### [What you are asked to do]
Find each line with the string "consolidation" and copy it.

### [Supplied records]
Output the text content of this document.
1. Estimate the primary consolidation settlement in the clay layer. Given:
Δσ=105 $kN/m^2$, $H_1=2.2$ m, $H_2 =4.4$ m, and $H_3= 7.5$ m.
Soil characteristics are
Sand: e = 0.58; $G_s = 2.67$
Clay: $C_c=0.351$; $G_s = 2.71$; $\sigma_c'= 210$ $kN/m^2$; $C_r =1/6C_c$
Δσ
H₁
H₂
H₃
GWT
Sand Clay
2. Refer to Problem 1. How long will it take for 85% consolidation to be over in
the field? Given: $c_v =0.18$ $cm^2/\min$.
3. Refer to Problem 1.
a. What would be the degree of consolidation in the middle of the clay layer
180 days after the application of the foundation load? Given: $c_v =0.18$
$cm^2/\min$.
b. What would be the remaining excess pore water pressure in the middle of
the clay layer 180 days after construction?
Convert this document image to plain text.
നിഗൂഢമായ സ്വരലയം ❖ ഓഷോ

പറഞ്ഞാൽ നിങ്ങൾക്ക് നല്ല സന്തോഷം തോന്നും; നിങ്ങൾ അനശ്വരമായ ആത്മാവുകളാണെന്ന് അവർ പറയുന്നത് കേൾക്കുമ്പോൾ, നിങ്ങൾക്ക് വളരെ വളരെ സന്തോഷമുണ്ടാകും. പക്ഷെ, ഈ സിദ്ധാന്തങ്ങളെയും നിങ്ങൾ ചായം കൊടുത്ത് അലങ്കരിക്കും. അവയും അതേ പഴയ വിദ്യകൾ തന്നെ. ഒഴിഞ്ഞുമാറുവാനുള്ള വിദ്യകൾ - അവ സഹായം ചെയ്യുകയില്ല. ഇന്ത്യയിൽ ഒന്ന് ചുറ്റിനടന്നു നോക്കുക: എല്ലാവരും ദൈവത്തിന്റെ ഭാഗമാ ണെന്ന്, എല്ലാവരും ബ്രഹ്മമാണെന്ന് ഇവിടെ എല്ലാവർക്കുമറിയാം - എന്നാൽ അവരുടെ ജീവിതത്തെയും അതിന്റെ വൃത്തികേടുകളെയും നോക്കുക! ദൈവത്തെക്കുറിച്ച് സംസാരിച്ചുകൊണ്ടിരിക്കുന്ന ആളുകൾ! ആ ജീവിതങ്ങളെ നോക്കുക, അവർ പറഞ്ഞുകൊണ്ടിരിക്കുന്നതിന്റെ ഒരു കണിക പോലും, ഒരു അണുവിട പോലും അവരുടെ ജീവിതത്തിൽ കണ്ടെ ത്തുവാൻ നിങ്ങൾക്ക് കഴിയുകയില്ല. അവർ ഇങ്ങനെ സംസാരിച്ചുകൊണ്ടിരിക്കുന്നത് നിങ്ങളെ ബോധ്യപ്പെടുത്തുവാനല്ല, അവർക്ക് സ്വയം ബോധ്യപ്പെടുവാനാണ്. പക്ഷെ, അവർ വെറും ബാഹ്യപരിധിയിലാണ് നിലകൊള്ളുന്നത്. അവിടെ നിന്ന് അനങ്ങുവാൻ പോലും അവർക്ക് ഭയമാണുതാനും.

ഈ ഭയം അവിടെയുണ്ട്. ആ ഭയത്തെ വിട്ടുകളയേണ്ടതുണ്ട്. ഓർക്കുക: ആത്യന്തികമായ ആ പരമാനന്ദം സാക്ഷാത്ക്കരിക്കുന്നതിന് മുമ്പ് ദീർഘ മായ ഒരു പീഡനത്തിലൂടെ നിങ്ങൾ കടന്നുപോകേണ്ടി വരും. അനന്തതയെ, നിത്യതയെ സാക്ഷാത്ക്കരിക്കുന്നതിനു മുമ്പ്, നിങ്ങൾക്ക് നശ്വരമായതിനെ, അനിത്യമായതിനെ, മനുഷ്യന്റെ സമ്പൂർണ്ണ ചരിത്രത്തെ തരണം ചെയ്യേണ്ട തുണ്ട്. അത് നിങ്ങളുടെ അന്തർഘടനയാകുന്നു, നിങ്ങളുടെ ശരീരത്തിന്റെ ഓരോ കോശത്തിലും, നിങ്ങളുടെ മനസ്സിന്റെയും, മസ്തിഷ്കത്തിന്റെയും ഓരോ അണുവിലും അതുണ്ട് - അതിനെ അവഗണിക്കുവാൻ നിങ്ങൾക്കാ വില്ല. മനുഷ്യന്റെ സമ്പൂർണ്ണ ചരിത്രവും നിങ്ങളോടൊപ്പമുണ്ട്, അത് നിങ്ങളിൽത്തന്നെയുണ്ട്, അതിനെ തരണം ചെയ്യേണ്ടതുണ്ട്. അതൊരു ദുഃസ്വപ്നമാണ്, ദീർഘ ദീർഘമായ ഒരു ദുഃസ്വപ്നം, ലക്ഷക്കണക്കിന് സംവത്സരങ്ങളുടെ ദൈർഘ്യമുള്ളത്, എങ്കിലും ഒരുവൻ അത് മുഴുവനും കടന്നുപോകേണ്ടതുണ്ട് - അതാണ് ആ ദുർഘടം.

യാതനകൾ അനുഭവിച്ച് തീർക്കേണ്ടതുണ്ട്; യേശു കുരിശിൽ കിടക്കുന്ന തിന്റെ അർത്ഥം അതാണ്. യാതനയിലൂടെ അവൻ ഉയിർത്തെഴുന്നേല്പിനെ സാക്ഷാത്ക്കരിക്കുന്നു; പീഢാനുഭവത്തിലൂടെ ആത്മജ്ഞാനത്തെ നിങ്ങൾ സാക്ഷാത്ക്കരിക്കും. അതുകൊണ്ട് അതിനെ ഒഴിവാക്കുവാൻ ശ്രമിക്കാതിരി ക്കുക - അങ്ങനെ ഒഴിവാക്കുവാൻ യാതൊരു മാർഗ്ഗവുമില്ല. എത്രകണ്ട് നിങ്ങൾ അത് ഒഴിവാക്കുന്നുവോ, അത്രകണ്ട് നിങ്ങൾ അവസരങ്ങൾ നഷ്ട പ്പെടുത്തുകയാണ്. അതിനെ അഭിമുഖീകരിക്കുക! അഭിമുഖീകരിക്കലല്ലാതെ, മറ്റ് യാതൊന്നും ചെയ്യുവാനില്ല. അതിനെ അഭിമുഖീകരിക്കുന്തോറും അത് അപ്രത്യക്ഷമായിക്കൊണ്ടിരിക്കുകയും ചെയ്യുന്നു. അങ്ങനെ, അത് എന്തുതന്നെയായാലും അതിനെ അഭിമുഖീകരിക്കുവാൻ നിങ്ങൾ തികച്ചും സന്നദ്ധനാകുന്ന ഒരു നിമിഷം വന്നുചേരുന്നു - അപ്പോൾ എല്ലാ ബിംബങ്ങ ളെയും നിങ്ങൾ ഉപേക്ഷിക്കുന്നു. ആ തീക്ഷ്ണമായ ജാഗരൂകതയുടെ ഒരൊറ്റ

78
--
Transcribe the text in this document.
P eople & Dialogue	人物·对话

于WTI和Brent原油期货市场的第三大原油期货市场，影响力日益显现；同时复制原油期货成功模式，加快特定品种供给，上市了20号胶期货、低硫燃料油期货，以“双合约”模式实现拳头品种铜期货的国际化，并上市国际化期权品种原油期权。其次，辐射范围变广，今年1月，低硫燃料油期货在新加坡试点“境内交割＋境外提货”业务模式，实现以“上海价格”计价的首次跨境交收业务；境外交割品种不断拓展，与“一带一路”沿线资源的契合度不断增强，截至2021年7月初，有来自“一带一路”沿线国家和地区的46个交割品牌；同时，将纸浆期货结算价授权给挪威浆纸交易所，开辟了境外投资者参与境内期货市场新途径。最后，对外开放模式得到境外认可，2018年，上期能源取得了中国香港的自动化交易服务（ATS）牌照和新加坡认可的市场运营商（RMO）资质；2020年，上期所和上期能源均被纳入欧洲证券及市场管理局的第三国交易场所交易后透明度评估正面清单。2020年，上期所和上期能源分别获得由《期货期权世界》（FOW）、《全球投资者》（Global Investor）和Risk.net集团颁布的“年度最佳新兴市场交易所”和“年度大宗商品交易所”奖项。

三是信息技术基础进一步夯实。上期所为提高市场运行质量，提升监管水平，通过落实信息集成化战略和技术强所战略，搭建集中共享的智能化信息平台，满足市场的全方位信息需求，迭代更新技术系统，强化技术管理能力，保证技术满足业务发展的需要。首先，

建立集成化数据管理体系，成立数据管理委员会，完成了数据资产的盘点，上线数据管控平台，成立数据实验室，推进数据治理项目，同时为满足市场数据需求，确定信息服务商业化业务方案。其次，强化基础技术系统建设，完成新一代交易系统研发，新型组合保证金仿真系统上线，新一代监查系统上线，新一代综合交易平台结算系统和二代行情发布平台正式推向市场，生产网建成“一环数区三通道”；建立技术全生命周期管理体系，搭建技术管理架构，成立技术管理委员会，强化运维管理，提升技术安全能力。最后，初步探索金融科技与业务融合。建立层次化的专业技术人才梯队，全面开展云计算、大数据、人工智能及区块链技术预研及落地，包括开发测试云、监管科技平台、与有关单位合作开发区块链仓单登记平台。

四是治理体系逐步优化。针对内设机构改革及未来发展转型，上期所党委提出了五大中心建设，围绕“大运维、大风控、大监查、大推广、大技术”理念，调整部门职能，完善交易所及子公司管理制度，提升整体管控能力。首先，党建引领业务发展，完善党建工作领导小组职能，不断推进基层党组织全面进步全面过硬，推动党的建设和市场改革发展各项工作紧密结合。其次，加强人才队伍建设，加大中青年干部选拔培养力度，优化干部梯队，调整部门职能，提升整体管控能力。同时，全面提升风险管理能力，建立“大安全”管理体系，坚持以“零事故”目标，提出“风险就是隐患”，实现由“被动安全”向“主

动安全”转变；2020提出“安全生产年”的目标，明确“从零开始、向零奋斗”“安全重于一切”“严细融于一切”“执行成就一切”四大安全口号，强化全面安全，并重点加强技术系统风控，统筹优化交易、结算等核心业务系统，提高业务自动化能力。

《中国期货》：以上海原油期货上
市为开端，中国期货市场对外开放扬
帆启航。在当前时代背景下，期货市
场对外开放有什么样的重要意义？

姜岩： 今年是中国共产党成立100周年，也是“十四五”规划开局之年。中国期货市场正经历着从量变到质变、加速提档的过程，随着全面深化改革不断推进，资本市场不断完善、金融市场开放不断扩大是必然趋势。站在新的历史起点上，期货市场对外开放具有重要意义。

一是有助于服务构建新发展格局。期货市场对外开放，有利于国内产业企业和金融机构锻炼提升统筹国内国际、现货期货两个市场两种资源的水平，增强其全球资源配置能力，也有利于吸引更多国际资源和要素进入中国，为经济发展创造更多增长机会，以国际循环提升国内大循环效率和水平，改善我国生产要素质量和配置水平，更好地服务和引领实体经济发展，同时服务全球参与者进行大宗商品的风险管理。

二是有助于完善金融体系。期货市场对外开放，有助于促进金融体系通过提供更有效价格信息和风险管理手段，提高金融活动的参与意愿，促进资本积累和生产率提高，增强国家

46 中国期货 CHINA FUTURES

### [Full answer]
1. Estimate the primary consolidation settlement in the clay layer. Given:
2. Refer to Problem 1. How long will it take for 85% consolidation to be over in
a. What would be the degree of consolidation in the middle of the clay layer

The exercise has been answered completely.